>> BEGIN

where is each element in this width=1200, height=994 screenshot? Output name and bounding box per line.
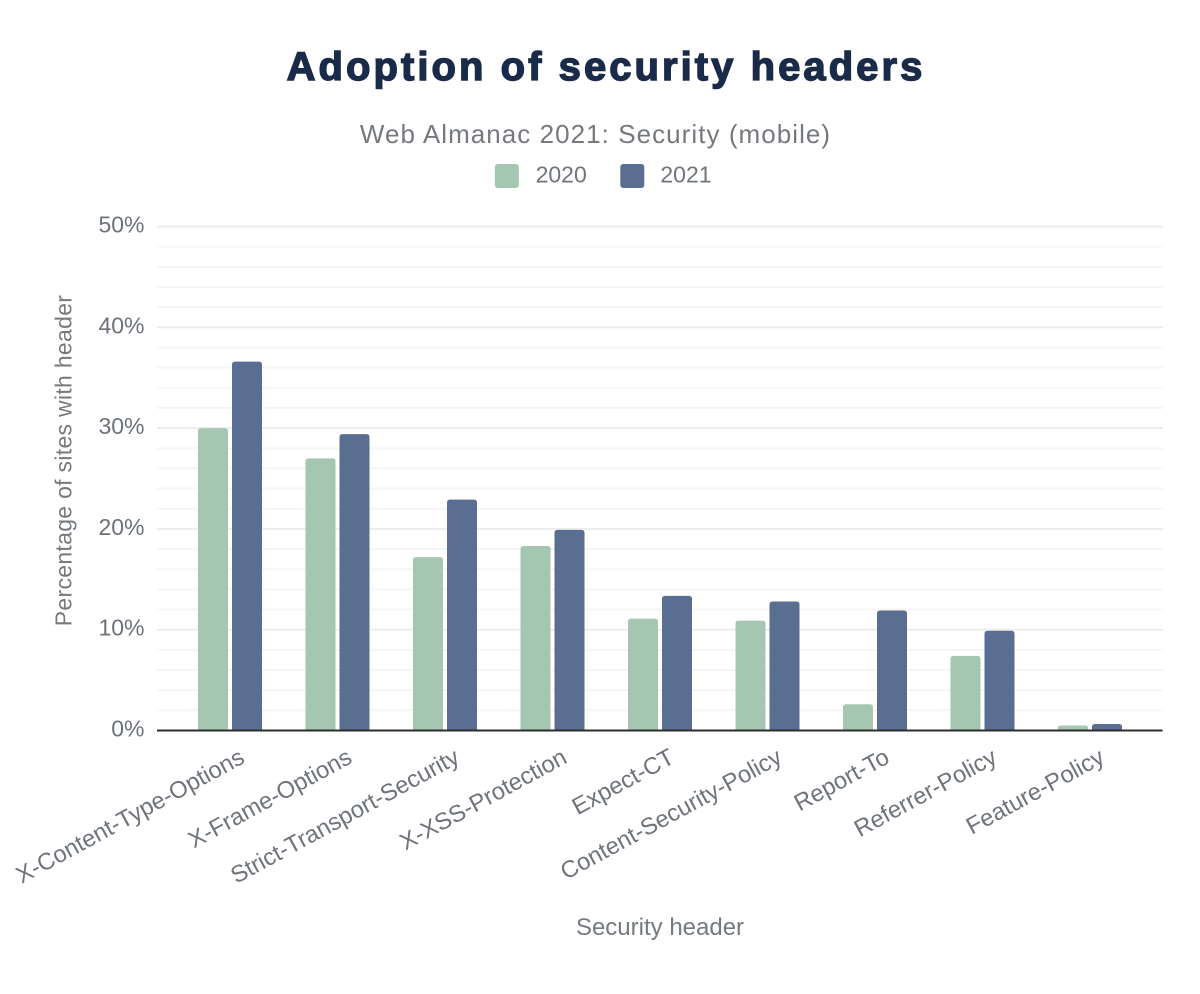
svg-text:Percentage of sites with heade: Percentage of sites with header bbox=[51, 295, 77, 627]
svg-text:Web Almanac 2021: Security (mo: Web Almanac 2021: Security (mobile) bbox=[360, 119, 831, 149]
svg-text:10%: 10% bbox=[98, 615, 144, 641]
svg-text:40%: 40% bbox=[98, 312, 144, 338]
svg-text:0%: 0% bbox=[111, 716, 144, 742]
svg-text:Security header: Security header bbox=[576, 914, 744, 941]
svg-text:30%: 30% bbox=[98, 413, 144, 439]
svg-text:2021: 2021 bbox=[660, 162, 711, 188]
svg-text:2020: 2020 bbox=[536, 162, 587, 188]
svg-text:20%: 20% bbox=[98, 514, 144, 540]
svg-text:Adoption of security headers: Adoption of security headers bbox=[287, 45, 926, 89]
svg-text:50%: 50% bbox=[98, 212, 144, 238]
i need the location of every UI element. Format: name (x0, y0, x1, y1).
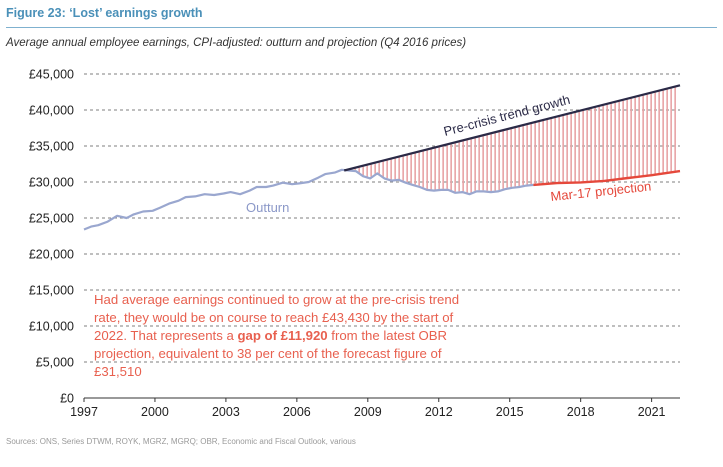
x-tick-label: 1997 (70, 405, 98, 419)
outturn-line (83, 168, 534, 231)
y-tick-label: £35,000 (29, 140, 74, 154)
title-divider (6, 27, 717, 28)
x-tick-label: 2009 (354, 405, 382, 419)
y-tick-label: £40,000 (29, 104, 74, 118)
x-tick-label: 2006 (283, 405, 311, 419)
sources-note: Sources: ONS, Series DTWM, ROYK, MGRZ, M… (6, 437, 356, 446)
annotation-highlight: gap of £11,920 (237, 328, 328, 343)
gap-hatch-layer (350, 87, 676, 193)
series-layer (83, 84, 681, 231)
y-tick-label: £10,000 (29, 320, 74, 334)
x-tick-label: 2015 (496, 405, 524, 419)
series-label-outturn: Outturn (246, 200, 289, 215)
y-tick-label: £25,000 (29, 212, 74, 226)
y-tick-label: £45,000 (29, 68, 74, 82)
x-tick-label: 2003 (212, 405, 240, 419)
x-tick-label: 2021 (638, 405, 666, 419)
figure-title: Figure 23: ‘Lost’ earnings growth (6, 6, 203, 20)
x-tick-label: 2012 (425, 405, 453, 419)
y-tick-label: £30,000 (29, 176, 74, 190)
y-tick-label: £15,000 (29, 284, 74, 298)
projection-line (533, 169, 681, 187)
gap-annotation: Had average earnings continued to grow a… (94, 291, 479, 381)
trend-line (343, 84, 681, 172)
annotation-text-1: Had average earnings continued to grow a… (94, 292, 460, 343)
figure-subtitle: Average annual employee earnings, CPI-ad… (6, 37, 467, 49)
annotation-text-2: from the latest OBR projection, equivale… (94, 328, 448, 379)
y-tick-label: £20,000 (29, 248, 74, 262)
y-tick-label: £0 (60, 392, 74, 406)
x-tick-label: 2000 (141, 405, 169, 419)
axis-layer: £0 £5,000 £10,000 £15,000 £20,000 £25,000 £30,… (29, 68, 680, 419)
x-tick-label: 2018 (567, 405, 595, 419)
y-tick-label: £5,000 (36, 356, 74, 370)
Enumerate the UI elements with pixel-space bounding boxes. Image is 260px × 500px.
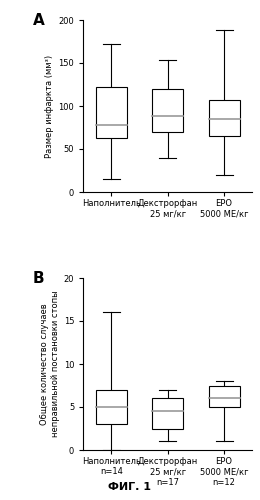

>> END

Written problem: Retype everything from the start of the material down to the line containing "i need the location", and leave the pictures out.

Response:
where is each element in this width=1200, height=994 screenshot? Output name and bounding box per line.
svg-text:Percentage of sites with heade: Percentage of sites with header bbox=[51, 295, 77, 627]
svg-text:Web Almanac 2021: Security (mo: Web Almanac 2021: Security (mobile) bbox=[360, 119, 831, 149]
svg-text:10%: 10% bbox=[98, 615, 144, 641]
svg-text:40%: 40% bbox=[98, 312, 144, 338]
svg-text:0%: 0% bbox=[111, 716, 144, 742]
svg-text:Security header: Security header bbox=[576, 914, 744, 941]
svg-text:30%: 30% bbox=[98, 413, 144, 439]
svg-text:2021: 2021 bbox=[660, 162, 711, 188]
svg-text:2020: 2020 bbox=[536, 162, 587, 188]
svg-text:20%: 20% bbox=[98, 514, 144, 540]
svg-text:Adoption of security headers: Adoption of security headers bbox=[287, 45, 926, 89]
svg-text:50%: 50% bbox=[98, 212, 144, 238]
i need the location of every UI element. Format: name (x0, y0, x1, y1).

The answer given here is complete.